- Extracted information -
* * *

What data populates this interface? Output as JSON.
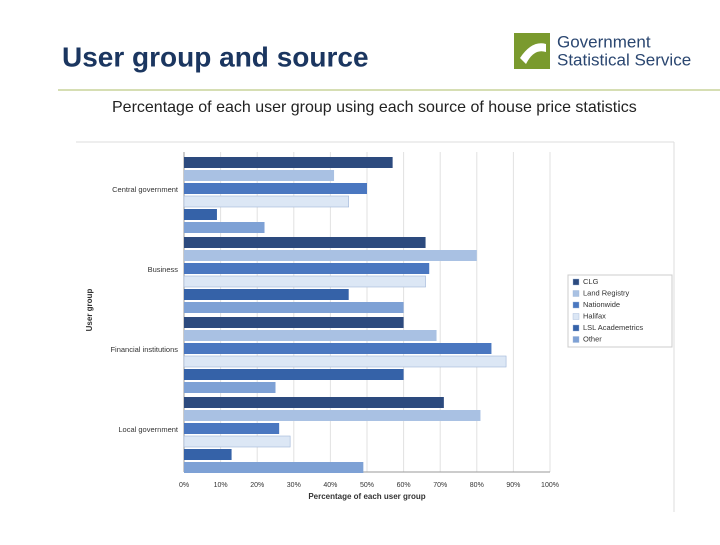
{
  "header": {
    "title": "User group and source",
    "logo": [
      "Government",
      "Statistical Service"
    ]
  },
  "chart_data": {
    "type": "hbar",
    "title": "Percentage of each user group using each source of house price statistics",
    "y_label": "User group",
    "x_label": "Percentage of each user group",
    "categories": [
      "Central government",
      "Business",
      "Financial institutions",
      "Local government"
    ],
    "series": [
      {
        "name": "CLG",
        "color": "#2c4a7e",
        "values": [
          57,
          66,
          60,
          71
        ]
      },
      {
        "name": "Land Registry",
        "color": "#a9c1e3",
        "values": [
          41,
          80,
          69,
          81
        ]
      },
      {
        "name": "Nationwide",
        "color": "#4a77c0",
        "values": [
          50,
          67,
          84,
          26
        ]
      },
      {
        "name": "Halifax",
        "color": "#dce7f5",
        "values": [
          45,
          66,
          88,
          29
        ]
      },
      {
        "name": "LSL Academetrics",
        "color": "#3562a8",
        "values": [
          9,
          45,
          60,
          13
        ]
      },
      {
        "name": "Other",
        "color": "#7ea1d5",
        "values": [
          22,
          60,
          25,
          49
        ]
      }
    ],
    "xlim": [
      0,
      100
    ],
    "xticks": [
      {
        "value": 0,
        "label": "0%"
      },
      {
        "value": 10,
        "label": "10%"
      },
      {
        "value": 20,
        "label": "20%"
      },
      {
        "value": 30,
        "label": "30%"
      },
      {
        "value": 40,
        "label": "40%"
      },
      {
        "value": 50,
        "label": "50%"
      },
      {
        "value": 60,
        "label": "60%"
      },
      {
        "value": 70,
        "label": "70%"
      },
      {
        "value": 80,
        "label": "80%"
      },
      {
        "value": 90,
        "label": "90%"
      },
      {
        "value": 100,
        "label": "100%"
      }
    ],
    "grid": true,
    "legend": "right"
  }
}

* * *

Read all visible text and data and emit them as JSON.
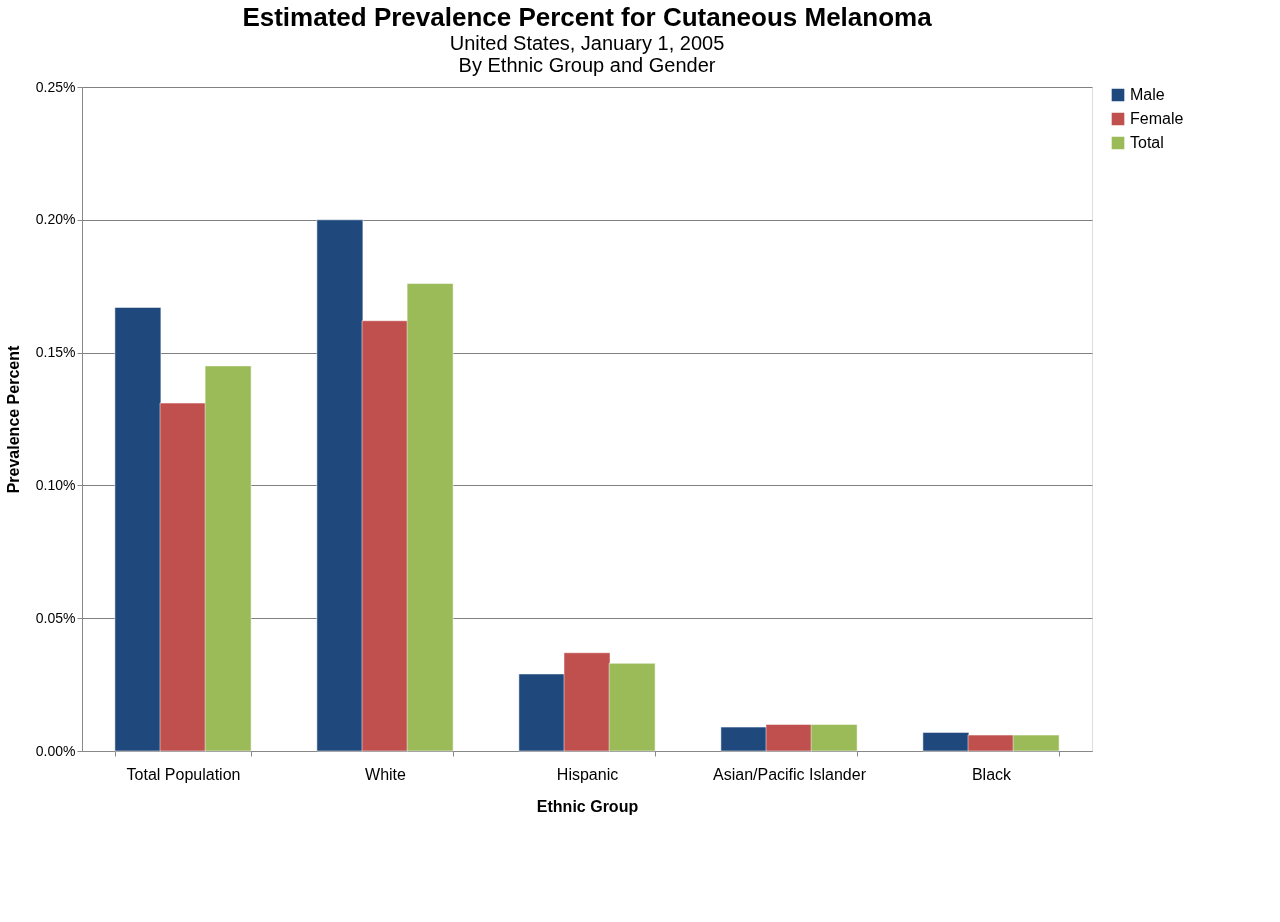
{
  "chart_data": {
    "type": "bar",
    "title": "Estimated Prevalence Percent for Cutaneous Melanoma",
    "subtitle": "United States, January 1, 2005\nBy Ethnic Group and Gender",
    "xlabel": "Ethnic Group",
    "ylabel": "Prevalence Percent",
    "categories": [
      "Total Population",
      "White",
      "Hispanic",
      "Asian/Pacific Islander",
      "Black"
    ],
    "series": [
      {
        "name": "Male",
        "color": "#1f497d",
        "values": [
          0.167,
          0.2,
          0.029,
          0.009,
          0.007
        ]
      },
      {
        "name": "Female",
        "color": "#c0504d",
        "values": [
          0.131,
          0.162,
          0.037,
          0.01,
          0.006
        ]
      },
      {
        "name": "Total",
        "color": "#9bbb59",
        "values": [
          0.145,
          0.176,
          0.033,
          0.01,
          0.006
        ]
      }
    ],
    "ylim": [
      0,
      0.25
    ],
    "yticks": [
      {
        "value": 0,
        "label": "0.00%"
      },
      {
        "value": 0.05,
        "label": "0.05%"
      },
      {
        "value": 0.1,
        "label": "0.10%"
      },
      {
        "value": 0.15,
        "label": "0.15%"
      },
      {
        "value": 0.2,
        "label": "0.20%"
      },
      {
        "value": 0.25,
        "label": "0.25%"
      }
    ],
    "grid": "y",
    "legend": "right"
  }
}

* * *

- Written instruction -
Look through the entries and find each line that has the string "Prevalence". Copy those lines.

- Expected answer -
    "title": "Estimated Prevalence Percent for Cutaneous Melanoma",
    "ylabel": "Prevalence Percent",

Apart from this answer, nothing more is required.